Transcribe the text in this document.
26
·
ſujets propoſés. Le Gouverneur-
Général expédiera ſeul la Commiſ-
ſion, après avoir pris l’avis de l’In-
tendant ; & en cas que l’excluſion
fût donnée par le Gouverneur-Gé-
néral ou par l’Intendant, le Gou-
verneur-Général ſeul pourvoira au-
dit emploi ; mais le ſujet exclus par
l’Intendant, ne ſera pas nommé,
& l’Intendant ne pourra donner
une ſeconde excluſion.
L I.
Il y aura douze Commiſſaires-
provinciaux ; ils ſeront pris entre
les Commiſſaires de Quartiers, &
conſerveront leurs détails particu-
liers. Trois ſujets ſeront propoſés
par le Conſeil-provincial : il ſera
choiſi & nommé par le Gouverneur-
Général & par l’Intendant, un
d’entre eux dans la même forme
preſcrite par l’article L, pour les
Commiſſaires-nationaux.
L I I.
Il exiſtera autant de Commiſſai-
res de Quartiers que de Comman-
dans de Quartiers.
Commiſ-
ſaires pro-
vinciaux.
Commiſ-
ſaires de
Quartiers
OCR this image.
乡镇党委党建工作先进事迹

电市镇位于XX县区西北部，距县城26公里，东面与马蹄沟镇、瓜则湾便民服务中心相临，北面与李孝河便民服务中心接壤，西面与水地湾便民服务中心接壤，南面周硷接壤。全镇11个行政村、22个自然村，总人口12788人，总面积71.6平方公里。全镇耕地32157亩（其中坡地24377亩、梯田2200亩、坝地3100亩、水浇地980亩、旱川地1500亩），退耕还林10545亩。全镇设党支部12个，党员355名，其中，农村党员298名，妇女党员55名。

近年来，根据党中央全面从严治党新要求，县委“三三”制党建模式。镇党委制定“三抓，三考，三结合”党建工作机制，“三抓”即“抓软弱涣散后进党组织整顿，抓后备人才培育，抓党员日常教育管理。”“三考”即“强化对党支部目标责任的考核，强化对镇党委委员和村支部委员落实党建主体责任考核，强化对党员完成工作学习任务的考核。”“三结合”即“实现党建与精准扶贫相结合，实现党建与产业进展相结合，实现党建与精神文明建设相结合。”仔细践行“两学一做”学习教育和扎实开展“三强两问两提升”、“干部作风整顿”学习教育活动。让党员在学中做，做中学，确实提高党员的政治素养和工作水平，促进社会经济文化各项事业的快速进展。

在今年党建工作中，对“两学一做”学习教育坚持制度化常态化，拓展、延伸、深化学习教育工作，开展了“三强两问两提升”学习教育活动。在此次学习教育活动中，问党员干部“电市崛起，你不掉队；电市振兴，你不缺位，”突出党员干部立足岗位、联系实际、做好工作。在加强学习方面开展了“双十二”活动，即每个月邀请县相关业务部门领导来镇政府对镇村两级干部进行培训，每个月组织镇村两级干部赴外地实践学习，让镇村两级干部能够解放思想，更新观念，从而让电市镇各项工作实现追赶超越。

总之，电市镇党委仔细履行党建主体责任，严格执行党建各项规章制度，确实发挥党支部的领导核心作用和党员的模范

_____

**INSTRUCTIONS TO FOLLOW:** Collect each line containing the string "excluſion".

**TASK RESULT:**
tendant ; & en cas que l’excluſion
une ſeconde excluſion.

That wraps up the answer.